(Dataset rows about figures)
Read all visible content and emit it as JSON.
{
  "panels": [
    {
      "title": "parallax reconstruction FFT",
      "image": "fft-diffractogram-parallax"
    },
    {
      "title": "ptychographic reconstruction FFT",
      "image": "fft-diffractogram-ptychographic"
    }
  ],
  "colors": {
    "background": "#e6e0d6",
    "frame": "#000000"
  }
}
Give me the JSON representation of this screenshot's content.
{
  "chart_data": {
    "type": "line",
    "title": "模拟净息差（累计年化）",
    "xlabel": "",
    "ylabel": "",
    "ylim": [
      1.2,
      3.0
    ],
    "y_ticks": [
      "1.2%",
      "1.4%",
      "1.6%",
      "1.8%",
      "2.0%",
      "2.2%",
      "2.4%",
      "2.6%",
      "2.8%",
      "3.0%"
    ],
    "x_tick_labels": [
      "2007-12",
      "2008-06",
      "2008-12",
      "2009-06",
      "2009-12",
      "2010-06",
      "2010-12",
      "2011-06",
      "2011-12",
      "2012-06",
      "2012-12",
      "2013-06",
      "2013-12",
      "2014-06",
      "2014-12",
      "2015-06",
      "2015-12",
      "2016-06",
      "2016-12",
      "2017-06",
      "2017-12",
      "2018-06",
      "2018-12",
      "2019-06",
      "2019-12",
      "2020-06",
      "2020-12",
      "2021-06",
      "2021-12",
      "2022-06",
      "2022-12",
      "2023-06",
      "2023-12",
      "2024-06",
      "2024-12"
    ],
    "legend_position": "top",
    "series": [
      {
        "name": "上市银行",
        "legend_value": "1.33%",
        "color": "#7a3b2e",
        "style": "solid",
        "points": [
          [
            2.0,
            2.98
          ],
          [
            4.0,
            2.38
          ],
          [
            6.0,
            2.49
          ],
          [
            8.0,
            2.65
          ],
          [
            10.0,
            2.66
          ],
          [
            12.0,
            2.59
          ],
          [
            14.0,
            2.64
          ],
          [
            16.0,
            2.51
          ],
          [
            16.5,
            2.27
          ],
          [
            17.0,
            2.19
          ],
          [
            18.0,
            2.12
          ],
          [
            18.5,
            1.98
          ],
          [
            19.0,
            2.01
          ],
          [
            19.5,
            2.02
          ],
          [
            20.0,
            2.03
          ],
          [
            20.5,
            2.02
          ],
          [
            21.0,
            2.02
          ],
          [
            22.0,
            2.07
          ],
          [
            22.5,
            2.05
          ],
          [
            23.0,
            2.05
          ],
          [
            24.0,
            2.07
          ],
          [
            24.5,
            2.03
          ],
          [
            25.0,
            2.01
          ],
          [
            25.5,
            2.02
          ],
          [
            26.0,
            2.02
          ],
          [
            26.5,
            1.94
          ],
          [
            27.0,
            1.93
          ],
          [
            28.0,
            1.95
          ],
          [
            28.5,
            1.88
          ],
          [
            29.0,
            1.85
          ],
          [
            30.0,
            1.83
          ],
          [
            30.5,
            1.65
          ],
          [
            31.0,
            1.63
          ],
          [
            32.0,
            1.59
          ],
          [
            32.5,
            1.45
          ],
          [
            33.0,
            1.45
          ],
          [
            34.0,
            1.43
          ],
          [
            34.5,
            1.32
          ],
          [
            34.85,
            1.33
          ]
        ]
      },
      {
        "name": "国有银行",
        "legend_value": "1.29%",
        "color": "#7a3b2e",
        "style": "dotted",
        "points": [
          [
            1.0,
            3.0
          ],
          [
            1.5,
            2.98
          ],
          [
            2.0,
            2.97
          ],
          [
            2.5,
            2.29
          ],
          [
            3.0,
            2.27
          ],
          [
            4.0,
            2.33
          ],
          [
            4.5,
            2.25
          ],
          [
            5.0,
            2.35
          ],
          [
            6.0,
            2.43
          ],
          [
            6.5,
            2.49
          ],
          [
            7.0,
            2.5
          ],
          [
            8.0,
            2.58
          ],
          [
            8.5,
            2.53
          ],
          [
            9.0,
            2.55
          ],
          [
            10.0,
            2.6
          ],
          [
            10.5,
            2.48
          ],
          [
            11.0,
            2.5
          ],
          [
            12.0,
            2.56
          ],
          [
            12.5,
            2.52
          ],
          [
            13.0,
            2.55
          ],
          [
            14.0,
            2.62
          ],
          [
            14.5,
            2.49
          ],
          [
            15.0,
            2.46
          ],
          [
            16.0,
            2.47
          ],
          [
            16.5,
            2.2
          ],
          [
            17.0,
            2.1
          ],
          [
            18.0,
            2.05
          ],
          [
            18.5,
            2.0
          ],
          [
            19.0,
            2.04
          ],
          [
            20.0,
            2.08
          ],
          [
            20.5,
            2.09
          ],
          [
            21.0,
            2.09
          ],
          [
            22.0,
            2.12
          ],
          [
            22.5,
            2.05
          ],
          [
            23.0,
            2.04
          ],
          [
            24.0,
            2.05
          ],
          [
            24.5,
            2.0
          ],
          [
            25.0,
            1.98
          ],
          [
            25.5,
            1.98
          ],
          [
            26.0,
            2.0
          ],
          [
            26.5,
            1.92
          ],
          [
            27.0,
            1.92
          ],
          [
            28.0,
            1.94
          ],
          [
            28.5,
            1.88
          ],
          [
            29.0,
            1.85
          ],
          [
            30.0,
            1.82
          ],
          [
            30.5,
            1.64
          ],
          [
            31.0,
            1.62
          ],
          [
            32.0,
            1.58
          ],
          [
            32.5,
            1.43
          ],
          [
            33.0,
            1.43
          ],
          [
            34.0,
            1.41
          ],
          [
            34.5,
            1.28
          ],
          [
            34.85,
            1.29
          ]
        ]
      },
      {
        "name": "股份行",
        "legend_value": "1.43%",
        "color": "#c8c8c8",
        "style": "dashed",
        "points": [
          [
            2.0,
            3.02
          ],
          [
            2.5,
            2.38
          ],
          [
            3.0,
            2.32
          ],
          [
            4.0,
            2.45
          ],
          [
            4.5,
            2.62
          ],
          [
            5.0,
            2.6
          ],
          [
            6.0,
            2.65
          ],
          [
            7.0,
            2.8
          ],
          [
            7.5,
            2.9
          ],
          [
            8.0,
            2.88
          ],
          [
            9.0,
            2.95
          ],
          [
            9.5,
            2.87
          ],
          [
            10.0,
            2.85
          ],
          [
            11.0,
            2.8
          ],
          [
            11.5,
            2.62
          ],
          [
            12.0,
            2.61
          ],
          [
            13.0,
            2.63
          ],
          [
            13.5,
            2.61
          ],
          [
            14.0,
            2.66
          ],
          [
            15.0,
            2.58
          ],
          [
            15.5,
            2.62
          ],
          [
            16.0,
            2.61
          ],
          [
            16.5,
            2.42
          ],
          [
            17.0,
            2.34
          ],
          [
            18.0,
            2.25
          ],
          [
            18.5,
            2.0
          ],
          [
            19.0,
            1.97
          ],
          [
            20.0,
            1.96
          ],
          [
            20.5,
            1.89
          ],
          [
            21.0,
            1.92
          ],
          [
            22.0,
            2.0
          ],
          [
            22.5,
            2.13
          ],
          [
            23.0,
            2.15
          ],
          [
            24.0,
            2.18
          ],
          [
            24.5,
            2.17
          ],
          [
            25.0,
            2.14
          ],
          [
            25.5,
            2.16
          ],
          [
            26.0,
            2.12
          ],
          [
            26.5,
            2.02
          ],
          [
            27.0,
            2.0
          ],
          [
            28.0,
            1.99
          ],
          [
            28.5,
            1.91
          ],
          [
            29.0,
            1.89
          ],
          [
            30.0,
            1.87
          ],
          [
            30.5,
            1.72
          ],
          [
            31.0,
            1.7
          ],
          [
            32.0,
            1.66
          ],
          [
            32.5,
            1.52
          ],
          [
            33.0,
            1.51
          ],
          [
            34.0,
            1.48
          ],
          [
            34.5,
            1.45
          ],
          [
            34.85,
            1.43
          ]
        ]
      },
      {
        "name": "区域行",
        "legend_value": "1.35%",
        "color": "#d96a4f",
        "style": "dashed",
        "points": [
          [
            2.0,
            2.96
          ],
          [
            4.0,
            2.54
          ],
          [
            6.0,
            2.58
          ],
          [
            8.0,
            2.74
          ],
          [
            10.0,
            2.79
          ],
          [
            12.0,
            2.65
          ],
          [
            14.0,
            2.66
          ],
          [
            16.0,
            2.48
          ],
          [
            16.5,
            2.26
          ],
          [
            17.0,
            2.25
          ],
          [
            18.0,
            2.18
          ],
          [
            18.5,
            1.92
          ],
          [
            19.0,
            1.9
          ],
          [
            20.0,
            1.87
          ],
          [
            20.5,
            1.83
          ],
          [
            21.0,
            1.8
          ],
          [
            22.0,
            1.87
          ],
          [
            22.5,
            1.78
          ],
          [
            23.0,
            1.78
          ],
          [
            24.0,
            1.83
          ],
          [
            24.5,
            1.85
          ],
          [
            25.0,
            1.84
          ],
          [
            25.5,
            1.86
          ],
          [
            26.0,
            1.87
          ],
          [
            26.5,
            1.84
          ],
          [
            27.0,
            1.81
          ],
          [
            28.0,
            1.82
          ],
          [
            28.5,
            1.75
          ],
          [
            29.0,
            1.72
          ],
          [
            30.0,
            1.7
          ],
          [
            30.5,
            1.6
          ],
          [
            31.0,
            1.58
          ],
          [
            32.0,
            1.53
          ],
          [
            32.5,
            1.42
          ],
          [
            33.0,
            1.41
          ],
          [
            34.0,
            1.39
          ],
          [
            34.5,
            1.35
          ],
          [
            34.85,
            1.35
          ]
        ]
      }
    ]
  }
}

[Task requirements]
Look through the material above. Copy each line where the word "style" appears.

[Full answer]
        "style": "solid",
        "style": "dotted",
        "style": "dashed",
        "style": "dashed",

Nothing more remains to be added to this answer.